(AIM OF THE TASK):
Please continue the abstract on enacted cartography and site-specific architecture, picking up right after its final sentence.

(PAGE EXTRACT):
Enacted cartography: testing a methodology for making site-specific architecture

  • YEAR
    2004
  • AUTHORS
    Weir, Ian
  • CATEGORIES
    2004 Conference Papers
    Architecture and the environment

Extract

ABSTRACT: Architectural vernaculars provide models for building in a specific place, but in some
recently subdivided areas of Australia such models simply do not exist. Consequently designers
immediately import other typologies to fill this void. I argue that given such conditions, the model for
inhabitation should be the landscape itself.

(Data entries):
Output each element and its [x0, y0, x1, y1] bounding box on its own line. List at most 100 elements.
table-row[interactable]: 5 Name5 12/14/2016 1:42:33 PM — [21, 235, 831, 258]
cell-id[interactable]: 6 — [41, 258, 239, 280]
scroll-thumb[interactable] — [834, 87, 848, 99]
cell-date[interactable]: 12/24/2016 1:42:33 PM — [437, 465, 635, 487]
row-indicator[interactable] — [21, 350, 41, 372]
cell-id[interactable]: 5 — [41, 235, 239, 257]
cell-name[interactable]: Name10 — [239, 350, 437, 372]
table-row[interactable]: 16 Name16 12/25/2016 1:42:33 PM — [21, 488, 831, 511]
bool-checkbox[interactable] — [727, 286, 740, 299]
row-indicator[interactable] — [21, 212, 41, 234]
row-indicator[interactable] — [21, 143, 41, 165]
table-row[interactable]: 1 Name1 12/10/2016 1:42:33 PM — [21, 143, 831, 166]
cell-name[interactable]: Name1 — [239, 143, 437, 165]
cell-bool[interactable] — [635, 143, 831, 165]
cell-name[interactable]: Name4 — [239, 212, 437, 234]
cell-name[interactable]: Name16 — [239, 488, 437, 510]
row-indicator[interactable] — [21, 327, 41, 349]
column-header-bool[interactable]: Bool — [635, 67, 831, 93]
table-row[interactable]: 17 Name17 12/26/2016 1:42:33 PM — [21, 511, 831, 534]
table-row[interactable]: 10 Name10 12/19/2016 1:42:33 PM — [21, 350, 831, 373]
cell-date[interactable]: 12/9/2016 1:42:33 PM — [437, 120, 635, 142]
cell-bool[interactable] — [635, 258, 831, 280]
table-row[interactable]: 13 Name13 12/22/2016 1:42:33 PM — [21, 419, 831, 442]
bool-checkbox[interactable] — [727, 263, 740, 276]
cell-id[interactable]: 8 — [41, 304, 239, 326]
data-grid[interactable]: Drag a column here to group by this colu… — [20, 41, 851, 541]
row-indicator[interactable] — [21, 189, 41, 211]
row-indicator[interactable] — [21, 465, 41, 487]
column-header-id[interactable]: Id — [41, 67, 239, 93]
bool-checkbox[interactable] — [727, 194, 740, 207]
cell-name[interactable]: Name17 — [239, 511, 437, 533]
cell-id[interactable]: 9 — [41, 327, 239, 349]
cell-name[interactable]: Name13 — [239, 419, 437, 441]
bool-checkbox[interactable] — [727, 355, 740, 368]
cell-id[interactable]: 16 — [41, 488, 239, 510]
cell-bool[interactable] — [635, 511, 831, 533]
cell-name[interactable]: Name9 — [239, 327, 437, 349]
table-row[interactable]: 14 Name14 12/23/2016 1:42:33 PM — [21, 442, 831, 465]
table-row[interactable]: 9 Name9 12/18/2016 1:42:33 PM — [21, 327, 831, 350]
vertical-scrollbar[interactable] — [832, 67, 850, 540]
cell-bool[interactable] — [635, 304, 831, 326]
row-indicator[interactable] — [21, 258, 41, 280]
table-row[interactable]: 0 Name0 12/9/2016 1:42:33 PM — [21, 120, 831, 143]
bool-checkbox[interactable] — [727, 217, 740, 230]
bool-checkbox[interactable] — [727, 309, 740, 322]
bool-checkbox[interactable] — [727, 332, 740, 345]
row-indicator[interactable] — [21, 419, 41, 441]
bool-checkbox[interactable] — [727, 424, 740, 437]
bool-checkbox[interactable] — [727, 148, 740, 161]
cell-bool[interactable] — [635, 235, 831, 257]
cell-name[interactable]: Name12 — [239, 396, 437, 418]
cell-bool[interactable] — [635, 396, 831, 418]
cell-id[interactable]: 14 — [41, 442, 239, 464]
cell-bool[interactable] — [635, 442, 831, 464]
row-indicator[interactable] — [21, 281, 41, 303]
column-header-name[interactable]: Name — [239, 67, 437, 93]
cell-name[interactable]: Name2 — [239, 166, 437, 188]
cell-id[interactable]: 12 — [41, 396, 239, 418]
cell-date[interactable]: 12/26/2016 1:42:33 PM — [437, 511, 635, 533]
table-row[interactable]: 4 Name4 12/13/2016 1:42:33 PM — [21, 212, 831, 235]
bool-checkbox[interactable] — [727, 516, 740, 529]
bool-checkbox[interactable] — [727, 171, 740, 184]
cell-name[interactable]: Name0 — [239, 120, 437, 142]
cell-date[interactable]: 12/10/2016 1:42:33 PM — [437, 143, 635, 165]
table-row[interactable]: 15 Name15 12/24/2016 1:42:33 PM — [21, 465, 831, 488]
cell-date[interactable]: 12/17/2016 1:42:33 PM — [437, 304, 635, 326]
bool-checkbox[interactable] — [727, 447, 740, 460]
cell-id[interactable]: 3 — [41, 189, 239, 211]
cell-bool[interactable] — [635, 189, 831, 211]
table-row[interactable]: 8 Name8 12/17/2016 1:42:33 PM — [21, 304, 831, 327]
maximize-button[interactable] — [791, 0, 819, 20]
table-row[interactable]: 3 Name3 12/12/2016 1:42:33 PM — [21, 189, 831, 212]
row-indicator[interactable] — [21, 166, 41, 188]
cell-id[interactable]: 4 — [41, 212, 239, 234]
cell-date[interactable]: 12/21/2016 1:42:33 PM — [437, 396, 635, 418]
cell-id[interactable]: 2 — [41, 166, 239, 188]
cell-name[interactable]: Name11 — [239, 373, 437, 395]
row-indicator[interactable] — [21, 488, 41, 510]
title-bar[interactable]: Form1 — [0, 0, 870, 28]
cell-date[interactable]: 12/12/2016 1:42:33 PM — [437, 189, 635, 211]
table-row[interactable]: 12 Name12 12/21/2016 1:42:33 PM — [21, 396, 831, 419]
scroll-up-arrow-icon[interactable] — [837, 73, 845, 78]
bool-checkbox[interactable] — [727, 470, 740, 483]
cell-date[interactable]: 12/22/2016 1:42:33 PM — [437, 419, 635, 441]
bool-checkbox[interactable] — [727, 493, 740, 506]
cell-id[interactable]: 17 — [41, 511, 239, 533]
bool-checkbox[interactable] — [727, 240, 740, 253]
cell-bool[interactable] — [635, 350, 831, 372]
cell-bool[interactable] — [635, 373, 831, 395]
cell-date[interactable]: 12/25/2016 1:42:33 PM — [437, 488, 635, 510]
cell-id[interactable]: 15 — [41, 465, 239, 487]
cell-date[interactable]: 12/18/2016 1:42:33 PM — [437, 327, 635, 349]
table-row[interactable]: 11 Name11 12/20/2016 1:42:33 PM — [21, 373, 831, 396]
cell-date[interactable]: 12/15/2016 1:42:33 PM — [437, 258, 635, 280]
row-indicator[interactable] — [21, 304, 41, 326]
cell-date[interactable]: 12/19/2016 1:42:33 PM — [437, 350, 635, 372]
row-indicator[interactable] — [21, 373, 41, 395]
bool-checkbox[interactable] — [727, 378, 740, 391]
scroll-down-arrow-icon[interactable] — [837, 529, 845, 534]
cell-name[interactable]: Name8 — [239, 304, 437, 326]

(TASK RESPONSE):
The paper’s central premise is that sustainable architecture’s main attribute is its ability to connect us in
as many ways as possible with local cycles and processes. This attribute transcends the more
quantifiable, but nonetheless secondary factors such as energy use and low-toxicity finishes. Buildings
which engender such connective-ness are commonly termed “site-specific.” However, it is not the actual
site, but representations of the site (for example, topographic maps) that form the ‘ground’ upon which
designs are conceived. I argue that if designers are to achieve site-specific architecture, then they must
first develop site-specific maps. Designers might achieve such maps through “enacted cartography”:
their direct engagement with site and with site-mapping technologies. This hypothesis is tested through
a series of mapping experiments outlined in the latter part of the discussion.

The paper assumes the audience is familiar with Kenneth Frampton’s theory of “Critical Regionalism,”
and has basic knowledge of CAD interfaces.